SOURCE MATERIAL start

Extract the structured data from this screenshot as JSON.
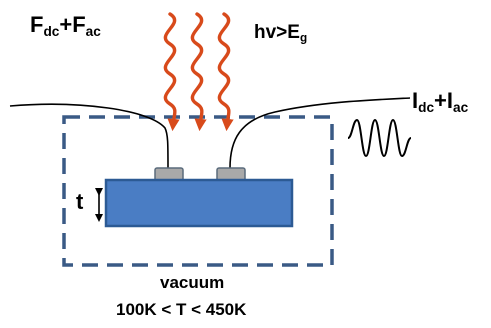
{
  "labels": {
    "force_main": "F",
    "force_dc_sub": "dc",
    "force_plus": "+F",
    "force_ac_sub": "ac",
    "light_main": "hv>E",
    "light_sub": "g",
    "current_main": "I",
    "current_dc_sub": "dc",
    "current_plus": "+I",
    "current_ac_sub": "ac",
    "thickness": "t",
    "environment": "vacuum",
    "temperature_range": "100K < T < 450K"
  },
  "colors": {
    "photon_arrows": "#d84a1b",
    "sample": "#4a7dc4",
    "sample_edge": "#2c5a94",
    "contacts": "#a9a9a9",
    "chamber_border": "#3a5a85",
    "wires": "#000000"
  },
  "icons": {
    "photon": "wavy-arrow-icon",
    "ac_signal": "sine-wave-icon",
    "thickness": "double-arrow-icon"
  }
}
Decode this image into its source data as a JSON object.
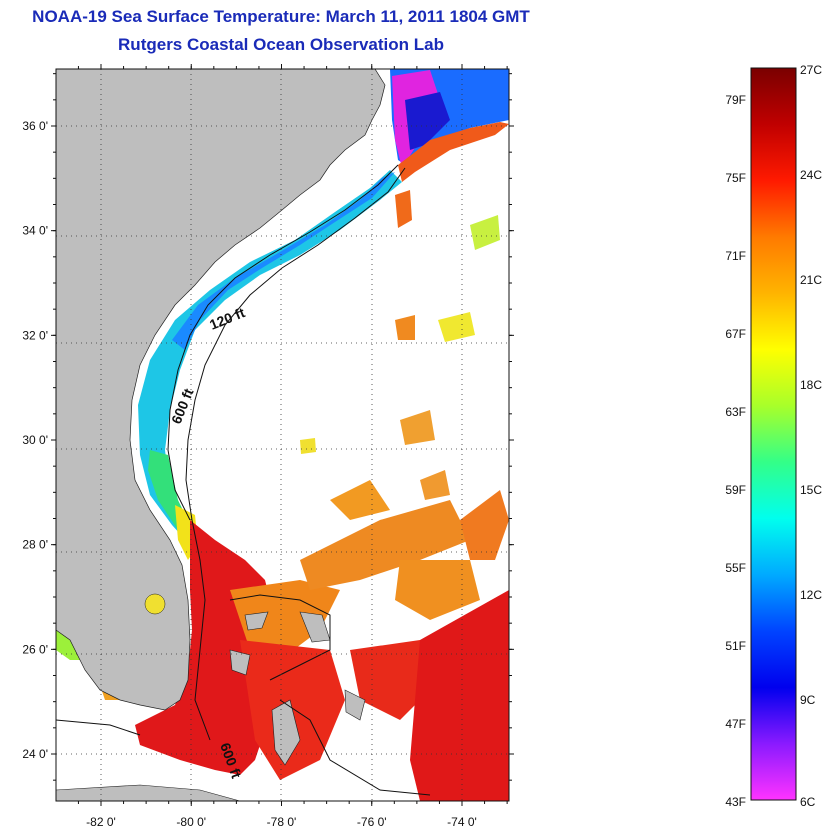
{
  "title": {
    "line1": "NOAA-19 Sea Surface Temperature:  March 11, 2011 1804 GMT",
    "line2": "Rutgers Coastal Ocean Observation Lab"
  },
  "map": {
    "lat_ticks": [
      {
        "value": 36,
        "label": "36 0'"
      },
      {
        "value": 34,
        "label": "34 0'"
      },
      {
        "value": 32,
        "label": "32 0'"
      },
      {
        "value": 30,
        "label": "30 0'"
      },
      {
        "value": 28,
        "label": "28 0'"
      },
      {
        "value": 26,
        "label": "26 0'"
      },
      {
        "value": 24,
        "label": "24 0'"
      }
    ],
    "lon_ticks": [
      {
        "value": -82,
        "label": "-82 0'"
      },
      {
        "value": -80,
        "label": "-80 0'"
      },
      {
        "value": -78,
        "label": "-78 0'"
      },
      {
        "value": -76,
        "label": "-76 0'"
      },
      {
        "value": -74,
        "label": "-74 0'"
      }
    ],
    "isobath_labels": {
      "a": "120 ft",
      "b": "600 ft",
      "c": "600 ft"
    },
    "land_color": "#bebebe"
  },
  "colorbar": {
    "fahrenheit": [
      "79F",
      "75F",
      "71F",
      "67F",
      "63F",
      "59F",
      "55F",
      "51F",
      "47F",
      "43F"
    ],
    "celsius": [
      "27C",
      "24C",
      "21C",
      "18C",
      "15C",
      "12C",
      "9C",
      "6C"
    ],
    "colors": [
      "#7a0000",
      "#c00000",
      "#ff1a00",
      "#ff7a00",
      "#ffb400",
      "#ffff00",
      "#a8ff2a",
      "#33ff88",
      "#00ffee",
      "#00aaff",
      "#0044ff",
      "#0000ee",
      "#8a1aff",
      "#ff33ff"
    ]
  }
}
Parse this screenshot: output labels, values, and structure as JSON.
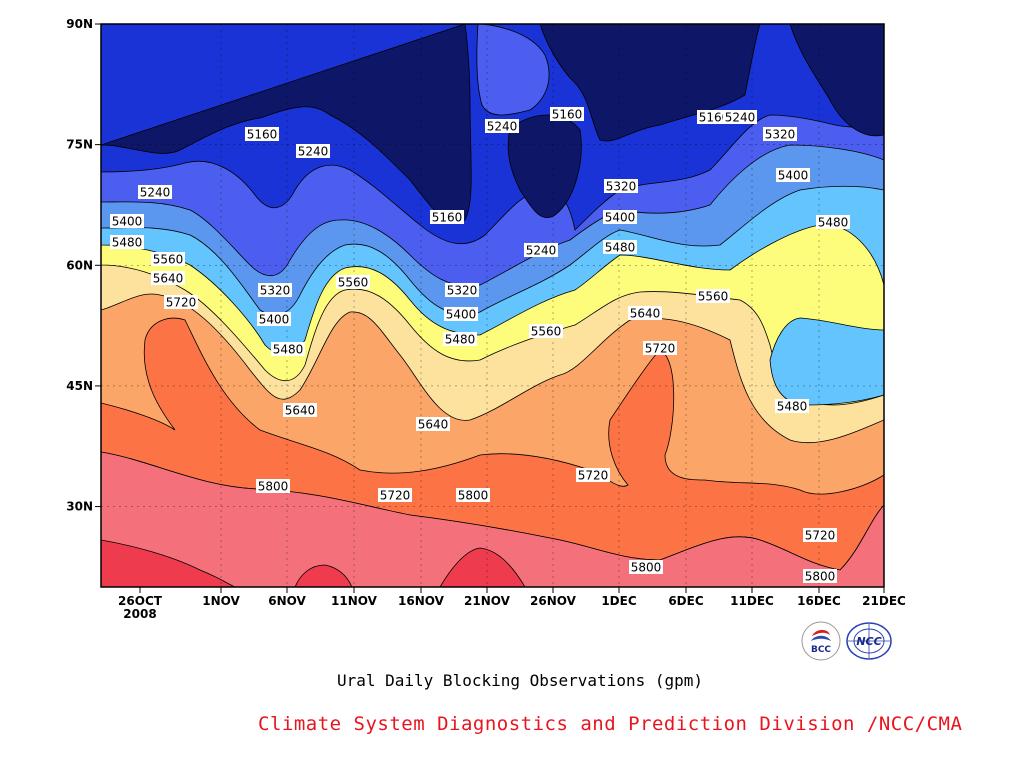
{
  "chart_data": {
    "type": "heatmap",
    "subtype": "time-latitude filled contour",
    "title": "Ural Daily Blocking Observations (gpm)",
    "credit": "Climate System Diagnostics and Prediction Division /NCC/CMA",
    "x_tick_labels": [
      "26OCT",
      "1NOV",
      "6NOV",
      "11NOV",
      "16NOV",
      "21NOV",
      "26NOV",
      "1DEC",
      "6DEC",
      "11DEC",
      "16DEC",
      "21DEC"
    ],
    "x_year_label": "2008",
    "y_tick_labels": [
      "30N",
      "45N",
      "60N",
      "75N",
      "90N"
    ],
    "ylim": [
      20,
      90
    ],
    "grid": true,
    "contour_levels": [
      5160,
      5240,
      5320,
      5400,
      5480,
      5560,
      5640,
      5720,
      5800
    ],
    "colors": [
      "#0e1767",
      "#1a33d6",
      "#4c5ef0",
      "#5b96ef",
      "#64c4fe",
      "#fdfd7b",
      "#fde29e",
      "#fca569",
      "#fc7445",
      "#f4717c",
      "#ee3b4d"
    ],
    "contour_labels": [
      "5160",
      "5240",
      "5240",
      "5160",
      "5160",
      "5240",
      "5160",
      "5160",
      "5240",
      "5240",
      "5320",
      "5400",
      "5480",
      "5560",
      "5640",
      "5720",
      "5320",
      "5400",
      "5480",
      "5560",
      "5320",
      "5400",
      "5480",
      "5560",
      "5240",
      "5320",
      "5400",
      "5480",
      "5640",
      "5720",
      "5560",
      "5400",
      "5480",
      "5640",
      "5640",
      "5720",
      "5800",
      "5720",
      "5800",
      "5720",
      "5800",
      "5720",
      "5800"
    ]
  },
  "logos": {
    "bcc": "BCC",
    "ncc": "NCC"
  }
}
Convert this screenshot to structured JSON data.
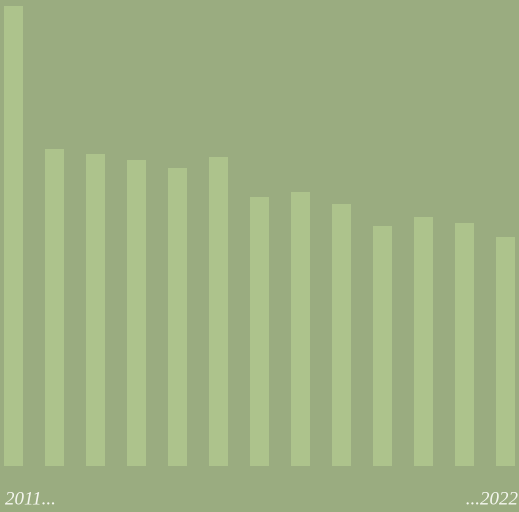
{
  "chart_data": {
    "type": "bar",
    "categories": [
      "2011...",
      null,
      null,
      null,
      null,
      null,
      null,
      null,
      null,
      null,
      null,
      null,
      "...2022"
    ],
    "values": [
      460,
      317,
      312,
      306,
      298,
      309,
      269,
      274,
      262,
      240,
      249,
      243,
      229
    ],
    "color": "#adc38c"
  }
}
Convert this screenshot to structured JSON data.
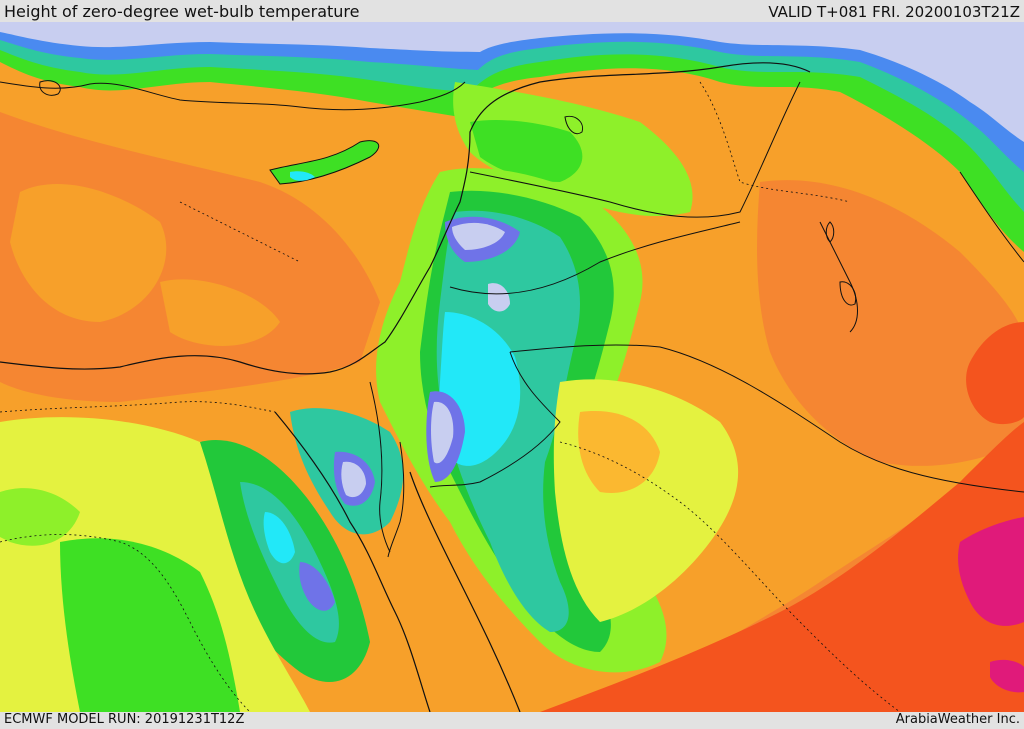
{
  "header": {
    "title": "Height of zero-degree wet-bulb temperature",
    "valid": "VALID T+081 FRI. 20200103T21Z"
  },
  "footer": {
    "model_run": "ECMWF MODEL RUN: 20191231T12Z",
    "credit": "ArabiaWeather Inc."
  },
  "palette": {
    "lavender": "#c8cef0",
    "blue_violet": "#6f73e8",
    "blue": "#4a8af0",
    "cyan": "#22e8f8",
    "teal": "#2ec8a0",
    "green": "#22c83a",
    "bright_green": "#3ee024",
    "yellow_green": "#8ef02a",
    "yellow": "#e4f240",
    "light_orange": "#fbb830",
    "orange": "#f7a02a",
    "dark_orange": "#f58632",
    "red_orange": "#f4541e",
    "magenta": "#e01a7a"
  }
}
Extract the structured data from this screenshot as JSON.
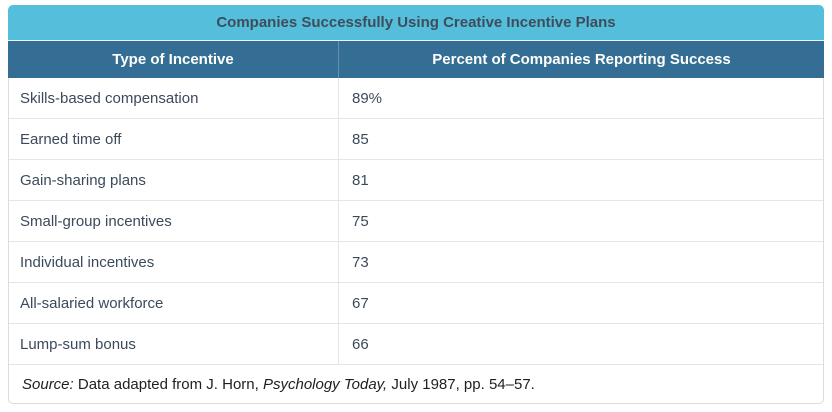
{
  "title": "Companies Successfully Using Creative Incentive Plans",
  "header": {
    "col1": "Type of Incentive",
    "col2": "Percent of Companies Reporting Success"
  },
  "rows": [
    {
      "type": "Skills-based compensation",
      "value": "89%"
    },
    {
      "type": "Earned time off",
      "value": "85"
    },
    {
      "type": "Gain-sharing plans",
      "value": "81"
    },
    {
      "type": "Small-group incentives",
      "value": "75"
    },
    {
      "type": "Individual incentives",
      "value": "73"
    },
    {
      "type": "All-salaried workforce",
      "value": "67"
    },
    {
      "type": "Lump-sum bonus",
      "value": "66"
    }
  ],
  "source": {
    "label": "Source:",
    "segment1": " Data adapted from J. Horn, ",
    "journal": "Psychology Today,",
    "segment2": " July 1987, pp. 54–57."
  },
  "colors": {
    "title_bar_bg": "#55BFDB",
    "title_text": "#3E4C5B",
    "header_bg": "#346E94",
    "header_text": "#FFFFFF",
    "header_divider": "#6391AD",
    "body_text": "#3B4A5B",
    "row_border": "#E5E5E5",
    "outer_border": "#DCDCDC",
    "source_text": "#1F1F1F"
  },
  "chart_data": {
    "type": "table",
    "title": "Companies Successfully Using Creative Incentive Plans",
    "columns": [
      "Type of Incentive",
      "Percent of Companies Reporting Success"
    ],
    "categories": [
      "Skills-based compensation",
      "Earned time off",
      "Gain-sharing plans",
      "Small-group incentives",
      "Individual incentives",
      "All-salaried workforce",
      "Lump-sum bonus"
    ],
    "values": [
      89,
      85,
      81,
      75,
      73,
      67,
      66
    ],
    "value_unit": "percent",
    "source_note": "Source: Data adapted from J. Horn, Psychology Today, July 1987, pp. 54–57."
  }
}
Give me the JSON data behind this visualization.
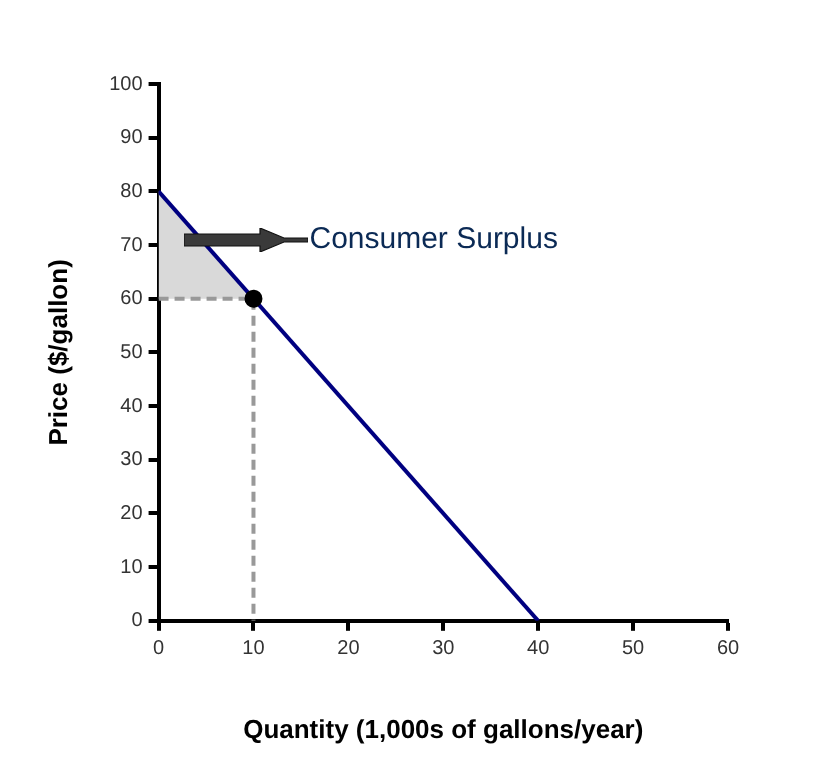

SOURCE MATERIAL end

[EXERCISE DIRECTIONS] Restate the records word for word, omitting images.

[WRITTEN RESPONSE]
Extract the structured data from this screenshot as JSON.
{
  "labels": {
    "force_main": "F",
    "force_dc_sub": "dc",
    "force_plus": "+F",
    "force_ac_sub": "ac",
    "light_main": "hv>E",
    "light_sub": "g",
    "current_main": "I",
    "current_dc_sub": "dc",
    "current_plus": "+I",
    "current_ac_sub": "ac",
    "thickness": "t",
    "environment": "vacuum",
    "temperature_range": "100K < T < 450K"
  },
  "colors": {
    "photon_arrows": "#d84a1b",
    "sample": "#4a7dc4",
    "sample_edge": "#2c5a94",
    "contacts": "#a9a9a9",
    "chamber_border": "#3a5a85",
    "wires": "#000000"
  },
  "icons": {
    "photon": "wavy-arrow-icon",
    "ac_signal": "sine-wave-icon",
    "thickness": "double-arrow-icon"
  }
}
Decode this image into its source data as a JSON object.
{
  "title": {
    "line1": "NOAA-19 Sea Surface Temperature:  March 11, 2011 1804 GMT",
    "line2": "Rutgers Coastal Ocean Observation Lab"
  },
  "map": {
    "lat_ticks": [
      {
        "value": 36,
        "label": "36 0'"
      },
      {
        "value": 34,
        "label": "34 0'"
      },
      {
        "value": 32,
        "label": "32 0'"
      },
      {
        "value": 30,
        "label": "30 0'"
      },
      {
        "value": 28,
        "label": "28 0'"
      },
      {
        "value": 26,
        "label": "26 0'"
      },
      {
        "value": 24,
        "label": "24 0'"
      }
    ],
    "lon_ticks": [
      {
        "value": -82,
        "label": "-82 0'"
      },
      {
        "value": -80,
        "label": "-80 0'"
      },
      {
        "value": -78,
        "label": "-78 0'"
      },
      {
        "value": -76,
        "label": "-76 0'"
      },
      {
        "value": -74,
        "label": "-74 0'"
      }
    ],
    "isobath_labels": {
      "a": "120 ft",
      "b": "600 ft",
      "c": "600 ft"
    },
    "land_color": "#bebebe"
  },
  "colorbar": {
    "fahrenheit": [
      "79F",
      "75F",
      "71F",
      "67F",
      "63F",
      "59F",
      "55F",
      "51F",
      "47F",
      "43F"
    ],
    "celsius": [
      "27C",
      "24C",
      "21C",
      "18C",
      "15C",
      "12C",
      "9C",
      "6C"
    ],
    "colors": [
      "#7a0000",
      "#c00000",
      "#ff1a00",
      "#ff7a00",
      "#ffb400",
      "#ffff00",
      "#a8ff2a",
      "#33ff88",
      "#00ffee",
      "#00aaff",
      "#0044ff",
      "#0000ee",
      "#8a1aff",
      "#ff33ff"
    ]
  }
}
Parse this screenshot: output labels, values, and structure as JSON.
{
  "chart_data": {
    "type": "heatmap",
    "subtype": "time-latitude filled contour",
    "title": "Ural Daily Blocking Observations (gpm)",
    "credit": "Climate System Diagnostics and Prediction Division /NCC/CMA",
    "x_tick_labels": [
      "26OCT",
      "1NOV",
      "6NOV",
      "11NOV",
      "16NOV",
      "21NOV",
      "26NOV",
      "1DEC",
      "6DEC",
      "11DEC",
      "16DEC",
      "21DEC"
    ],
    "x_year_label": "2008",
    "y_tick_labels": [
      "30N",
      "45N",
      "60N",
      "75N",
      "90N"
    ],
    "ylim": [
      20,
      90
    ],
    "grid": true,
    "contour_levels": [
      5160,
      5240,
      5320,
      5400,
      5480,
      5560,
      5640,
      5720,
      5800
    ],
    "colors": [
      "#0e1767",
      "#1a33d6",
      "#4c5ef0",
      "#5b96ef",
      "#64c4fe",
      "#fdfd7b",
      "#fde29e",
      "#fca569",
      "#fc7445",
      "#f4717c",
      "#ee3b4d"
    ],
    "contour_labels": [
      "5160",
      "5240",
      "5240",
      "5160",
      "5160",
      "5240",
      "5160",
      "5160",
      "5240",
      "5240",
      "5320",
      "5400",
      "5480",
      "5560",
      "5640",
      "5720",
      "5320",
      "5400",
      "5480",
      "5560",
      "5320",
      "5400",
      "5480",
      "5560",
      "5240",
      "5320",
      "5400",
      "5480",
      "5640",
      "5720",
      "5560",
      "5400",
      "5480",
      "5640",
      "5640",
      "5720",
      "5800",
      "5720",
      "5800",
      "5720",
      "5800",
      "5720",
      "5800"
    ]
  },
  "logos": {
    "bcc": "BCC",
    "ncc": "NCC"
  }
}
Convert this screenshot to structured JSON data.
{
  "chart_data": {
    "type": "bar",
    "categories": [
      "2011...",
      null,
      null,
      null,
      null,
      null,
      null,
      null,
      null,
      null,
      null,
      null,
      "...2022"
    ],
    "values": [
      460,
      317,
      312,
      306,
      298,
      309,
      269,
      274,
      262,
      240,
      249,
      243,
      229
    ],
    "color": "#adc38c"
  }
}
Convert this screenshot to structured JSON data.
{
  "header": {
    "title": "Height of zero-degree wet-bulb temperature",
    "valid": "VALID T+081 FRI. 20200103T21Z"
  },
  "footer": {
    "model_run": "ECMWF MODEL RUN: 20191231T12Z",
    "credit": "ArabiaWeather Inc."
  },
  "palette": {
    "lavender": "#c8cef0",
    "blue_violet": "#6f73e8",
    "blue": "#4a8af0",
    "cyan": "#22e8f8",
    "teal": "#2ec8a0",
    "green": "#22c83a",
    "bright_green": "#3ee024",
    "yellow_green": "#8ef02a",
    "yellow": "#e4f240",
    "light_orange": "#fbb830",
    "orange": "#f7a02a",
    "dark_orange": "#f58632",
    "red_orange": "#f4541e",
    "magenta": "#e01a7a"
  }
}
Extract the structured data from this screenshot as JSON.
{
  "title": "Companies Successfully Using Creative Incentive Plans",
  "header": {
    "col1": "Type of Incentive",
    "col2": "Percent of Companies Reporting Success"
  },
  "rows": [
    {
      "type": "Skills-based compensation",
      "value": "89%"
    },
    {
      "type": "Earned time off",
      "value": "85"
    },
    {
      "type": "Gain-sharing plans",
      "value": "81"
    },
    {
      "type": "Small-group incentives",
      "value": "75"
    },
    {
      "type": "Individual incentives",
      "value": "73"
    },
    {
      "type": "All-salaried workforce",
      "value": "67"
    },
    {
      "type": "Lump-sum bonus",
      "value": "66"
    }
  ],
  "source": {
    "label": "Source:",
    "segment1": " Data adapted from J. Horn, ",
    "journal": "Psychology Today,",
    "segment2": " July 1987, pp. 54–57."
  },
  "colors": {
    "title_bar_bg": "#55BFDB",
    "title_text": "#3E4C5B",
    "header_bg": "#346E94",
    "header_text": "#FFFFFF",
    "header_divider": "#6391AD",
    "body_text": "#3B4A5B",
    "row_border": "#E5E5E5",
    "outer_border": "#DCDCDC",
    "source_text": "#1F1F1F"
  },
  "chart_data": {
    "type": "table",
    "title": "Companies Successfully Using Creative Incentive Plans",
    "columns": [
      "Type of Incentive",
      "Percent of Companies Reporting Success"
    ],
    "categories": [
      "Skills-based compensation",
      "Earned time off",
      "Gain-sharing plans",
      "Small-group incentives",
      "Individual incentives",
      "All-salaried workforce",
      "Lump-sum bonus"
    ],
    "values": [
      89,
      85,
      81,
      75,
      73,
      67,
      66
    ],
    "value_unit": "percent",
    "source_note": "Source: Data adapted from J. Horn, Psychology Today, July 1987, pp. 54–57."
  }
}
Give me the JSON data behind this visualization.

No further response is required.